▶ [Brano citato]:
Ma a distanza di un paio di dozzine di mesi da quando pogavo con quella spensierata allegria di chi non tiene un cazzo da fare fuori corso “Smells like a teen spirit” anche lo slavato Kurt aveva avuto accesso alla hall of fame delle rockstar morte suicide al secondo tentativo e a ventisette anni, cosa che mi riesce difficile da pensare in questi giorni in cui siamo ancora colpiti dalla morte del tastierista degli Offlaga Disco Pax, fiaccato a trentasei da una leucemia fulminante. Che non occorra guardare sotto di sé, consolarsi con chi sta peggio o mettere in competizione chi lotta per la vita con chi fa di tutto per togliersela di dosso ce lo insegnano sin dalla scuola materna ed è un registro narrativo retorico quanto discutibile. Poi non era un giudizio su uno che si spara l’argomento di questo post. Solo che la notizia del compimento del suo progetto autodistruttivo mi aveva lasciato poco più che indifferente ma solo perché io e quelli come me eravamo oramai scafatissimi in quanto a maledettismi e autolesionisti cronici.

▶ [Attività da svolgere]:
a) Rispondi a queste domande sul brano sulla morte di Kurt:
(i) A quale età era morto Kurt?
(ii) Quale malattia ha causato la morte del tastierista degli Offlaga Disco Pax?
(iii) Quale effetto aveva avuto su chi scrive la notizia della morte di Kurt?
b) Prosegui il brano sulla morte di Kurt dopo la sua ultima frase.
I dati che seguono sono materiale a sé, indipendente dal brano sulla morte di Kurt.

▶ [Dati]:
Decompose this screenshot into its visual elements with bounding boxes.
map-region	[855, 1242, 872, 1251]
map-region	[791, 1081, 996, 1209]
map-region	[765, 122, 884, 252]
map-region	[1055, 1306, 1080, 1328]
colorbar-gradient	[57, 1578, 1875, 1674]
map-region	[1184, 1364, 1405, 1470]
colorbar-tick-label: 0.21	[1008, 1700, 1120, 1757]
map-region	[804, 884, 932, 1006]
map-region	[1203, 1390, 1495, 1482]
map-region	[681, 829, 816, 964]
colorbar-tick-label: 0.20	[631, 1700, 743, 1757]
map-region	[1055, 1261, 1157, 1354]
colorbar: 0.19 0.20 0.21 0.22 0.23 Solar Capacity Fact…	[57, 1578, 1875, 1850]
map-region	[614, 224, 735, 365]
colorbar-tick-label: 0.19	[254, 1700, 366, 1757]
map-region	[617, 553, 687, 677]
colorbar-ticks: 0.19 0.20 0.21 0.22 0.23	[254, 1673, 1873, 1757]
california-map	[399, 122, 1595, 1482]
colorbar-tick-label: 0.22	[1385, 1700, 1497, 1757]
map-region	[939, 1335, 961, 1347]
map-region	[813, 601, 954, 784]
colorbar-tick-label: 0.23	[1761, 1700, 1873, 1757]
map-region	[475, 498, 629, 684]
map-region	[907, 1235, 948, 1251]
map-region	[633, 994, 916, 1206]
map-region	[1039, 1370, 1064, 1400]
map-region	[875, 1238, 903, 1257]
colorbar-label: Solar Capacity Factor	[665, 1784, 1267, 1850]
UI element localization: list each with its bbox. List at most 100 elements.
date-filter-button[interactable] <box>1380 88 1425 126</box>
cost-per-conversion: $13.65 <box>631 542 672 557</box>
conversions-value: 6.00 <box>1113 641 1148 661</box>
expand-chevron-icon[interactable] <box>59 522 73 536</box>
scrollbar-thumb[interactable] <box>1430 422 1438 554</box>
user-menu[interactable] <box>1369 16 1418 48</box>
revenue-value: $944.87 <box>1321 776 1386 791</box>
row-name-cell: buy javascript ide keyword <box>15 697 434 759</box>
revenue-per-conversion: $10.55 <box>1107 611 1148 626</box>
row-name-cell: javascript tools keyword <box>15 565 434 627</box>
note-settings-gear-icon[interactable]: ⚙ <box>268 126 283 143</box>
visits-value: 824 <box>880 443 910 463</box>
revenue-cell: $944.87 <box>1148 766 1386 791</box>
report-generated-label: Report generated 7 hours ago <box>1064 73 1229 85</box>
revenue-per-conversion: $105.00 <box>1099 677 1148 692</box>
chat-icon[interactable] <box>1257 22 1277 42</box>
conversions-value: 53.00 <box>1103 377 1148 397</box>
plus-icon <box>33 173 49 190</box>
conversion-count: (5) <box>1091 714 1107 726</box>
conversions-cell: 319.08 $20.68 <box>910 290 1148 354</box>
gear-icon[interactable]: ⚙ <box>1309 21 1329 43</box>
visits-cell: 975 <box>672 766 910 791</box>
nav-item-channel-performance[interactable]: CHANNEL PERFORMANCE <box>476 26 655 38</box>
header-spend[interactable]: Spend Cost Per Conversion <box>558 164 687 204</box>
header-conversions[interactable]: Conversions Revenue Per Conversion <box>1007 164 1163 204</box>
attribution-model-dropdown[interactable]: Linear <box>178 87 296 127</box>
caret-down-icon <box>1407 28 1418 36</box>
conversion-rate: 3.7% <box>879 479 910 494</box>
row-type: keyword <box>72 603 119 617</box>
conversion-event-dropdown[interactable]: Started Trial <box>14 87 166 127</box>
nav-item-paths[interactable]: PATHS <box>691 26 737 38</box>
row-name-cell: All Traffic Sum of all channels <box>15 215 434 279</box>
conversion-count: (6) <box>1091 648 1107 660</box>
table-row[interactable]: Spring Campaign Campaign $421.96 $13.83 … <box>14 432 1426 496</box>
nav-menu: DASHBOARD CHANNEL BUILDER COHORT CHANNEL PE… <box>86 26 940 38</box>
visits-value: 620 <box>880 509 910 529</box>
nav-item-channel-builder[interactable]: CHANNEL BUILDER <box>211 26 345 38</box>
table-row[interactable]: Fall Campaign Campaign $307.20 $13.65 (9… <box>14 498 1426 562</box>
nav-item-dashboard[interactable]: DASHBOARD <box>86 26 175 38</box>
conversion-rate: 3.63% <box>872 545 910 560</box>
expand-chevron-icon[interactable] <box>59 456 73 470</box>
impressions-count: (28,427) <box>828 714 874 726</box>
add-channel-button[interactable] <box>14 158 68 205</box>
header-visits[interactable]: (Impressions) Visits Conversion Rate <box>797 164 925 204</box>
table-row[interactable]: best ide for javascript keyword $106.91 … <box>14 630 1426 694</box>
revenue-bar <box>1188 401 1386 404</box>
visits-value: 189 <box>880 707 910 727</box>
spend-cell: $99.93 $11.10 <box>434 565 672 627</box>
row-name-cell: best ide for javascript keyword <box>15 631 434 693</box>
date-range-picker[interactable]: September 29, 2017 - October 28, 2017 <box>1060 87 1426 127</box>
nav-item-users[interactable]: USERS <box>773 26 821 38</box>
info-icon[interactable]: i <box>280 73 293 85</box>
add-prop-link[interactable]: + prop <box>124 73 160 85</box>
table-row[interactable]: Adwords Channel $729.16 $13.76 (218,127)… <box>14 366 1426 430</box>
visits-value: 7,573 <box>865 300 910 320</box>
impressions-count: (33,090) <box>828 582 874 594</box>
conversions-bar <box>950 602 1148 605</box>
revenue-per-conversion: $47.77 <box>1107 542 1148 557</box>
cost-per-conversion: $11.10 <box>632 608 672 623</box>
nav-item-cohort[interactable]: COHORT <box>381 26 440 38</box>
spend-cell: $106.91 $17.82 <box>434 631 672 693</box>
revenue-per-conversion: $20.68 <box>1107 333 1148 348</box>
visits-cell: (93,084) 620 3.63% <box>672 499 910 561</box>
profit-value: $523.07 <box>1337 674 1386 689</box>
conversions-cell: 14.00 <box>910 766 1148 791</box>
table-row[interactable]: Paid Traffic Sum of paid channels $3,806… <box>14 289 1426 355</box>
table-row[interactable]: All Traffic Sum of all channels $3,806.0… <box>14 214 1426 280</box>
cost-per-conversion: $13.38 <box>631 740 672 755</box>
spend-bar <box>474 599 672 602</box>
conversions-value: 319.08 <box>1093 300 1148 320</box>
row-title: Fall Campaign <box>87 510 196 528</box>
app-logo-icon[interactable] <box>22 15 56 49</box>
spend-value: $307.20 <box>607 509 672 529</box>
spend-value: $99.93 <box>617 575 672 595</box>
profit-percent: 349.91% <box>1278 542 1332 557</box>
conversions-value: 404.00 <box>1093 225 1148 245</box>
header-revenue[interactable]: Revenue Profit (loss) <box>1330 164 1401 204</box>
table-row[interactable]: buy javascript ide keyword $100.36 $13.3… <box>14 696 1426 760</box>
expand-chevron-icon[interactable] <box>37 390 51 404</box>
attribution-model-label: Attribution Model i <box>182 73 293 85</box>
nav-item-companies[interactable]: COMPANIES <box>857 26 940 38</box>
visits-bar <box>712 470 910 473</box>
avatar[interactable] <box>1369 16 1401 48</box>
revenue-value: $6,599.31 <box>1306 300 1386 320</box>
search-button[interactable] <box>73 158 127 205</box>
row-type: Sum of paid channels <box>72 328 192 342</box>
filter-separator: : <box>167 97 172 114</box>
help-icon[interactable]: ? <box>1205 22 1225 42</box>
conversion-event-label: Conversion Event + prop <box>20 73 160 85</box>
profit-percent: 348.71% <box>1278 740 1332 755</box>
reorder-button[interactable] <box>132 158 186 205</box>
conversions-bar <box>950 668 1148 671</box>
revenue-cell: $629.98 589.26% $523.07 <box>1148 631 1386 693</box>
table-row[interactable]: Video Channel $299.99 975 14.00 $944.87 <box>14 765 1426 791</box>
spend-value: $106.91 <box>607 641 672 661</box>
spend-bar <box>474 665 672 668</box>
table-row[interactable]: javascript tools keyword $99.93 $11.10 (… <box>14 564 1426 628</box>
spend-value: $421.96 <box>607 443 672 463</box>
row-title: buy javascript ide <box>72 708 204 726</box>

▶ [Soluzioni delle attività]:
a)
(i) A ventisette anni.
(ii) Una leucemia fulminante.
(iii) La notizia lo aveva lasciato poco più che indifferente.

b)
Malgrado ciò, e anche per non essere tagliati fuori da certi ambienti, molti di noi si sono impegnati con profitto in quella nuova avventura. Ho Nevermind, Bleach e Incesticide addirittura in vinile mentre In Utero già non si trovava più. Ho pure indossato una delle note camicie a scacchi e portato i capelli lunghi sin sulle spalle, quella del grunge era una moda piuttosto confortevole. Ma non ti puoi sforzare con certe cose quando non ti appartengono, prova ne è che quando la lancetta della musica alternativa è tornata a indicare settori più vicini al nostro vissuto, per esempio i Radiohead, un certo Brit-pop psichedelico o anche gruppi post-grunge un po’ meno metal e più sul versante elettronico e industrial, ci siamo dissociati in parte e siamo rientrati nei nostri binari. Qualche giorno fa ho intravisto infine alcune foto degli ambienti in cui il cantante dei Nirvana ha compiuto l’ultimo gesto per darsi la morte. Ne ho viste stanze di eroinomani, e molto più sconvolgenti di quella lì.